# Written exercise
Would you output the whole listing below, exactly as it reads?

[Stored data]
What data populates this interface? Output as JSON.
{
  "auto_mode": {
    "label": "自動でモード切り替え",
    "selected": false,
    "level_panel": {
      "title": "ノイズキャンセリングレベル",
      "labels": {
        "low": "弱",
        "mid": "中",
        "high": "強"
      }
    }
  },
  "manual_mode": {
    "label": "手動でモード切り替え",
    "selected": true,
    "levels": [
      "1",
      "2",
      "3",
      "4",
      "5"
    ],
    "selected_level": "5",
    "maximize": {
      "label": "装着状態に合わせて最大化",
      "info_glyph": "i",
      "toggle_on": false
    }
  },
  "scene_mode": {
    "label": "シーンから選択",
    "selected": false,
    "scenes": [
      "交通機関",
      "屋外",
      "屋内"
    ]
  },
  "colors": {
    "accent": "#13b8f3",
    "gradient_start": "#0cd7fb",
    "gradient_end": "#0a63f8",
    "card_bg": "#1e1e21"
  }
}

# Task answer
What data populates this interface? Output as JSON.
{
  "auto_mode": {
    "label": "自動でモード切り替え",
    "selected": false,
    "level_panel": {
      "title": "ノイズキャンセリングレベル",
      "labels": {
        "low": "弱",
        "mid": "中",
        "high": "強"
      }
    }
  },
  "manual_mode": {
    "label": "手動でモード切り替え",
    "selected": true,
    "levels": [
      "1",
      "2",
      "3",
      "4",
      "5"
    ],
    "selected_level": "5",
    "maximize": {
      "label": "装着状態に合わせて最大化",
      "info_glyph": "i",
      "toggle_on": false
    }
  },
  "scene_mode": {
    "label": "シーンから選択",
    "selected": false,
    "scenes": [
      "交通機関",
      "屋外",
      "屋内"
    ]
  },
  "colors": {
    "accent": "#13b8f3",
    "gradient_start": "#0cd7fb",
    "gradient_end": "#0a63f8",
    "card_bg": "#1e1e21"
  }
}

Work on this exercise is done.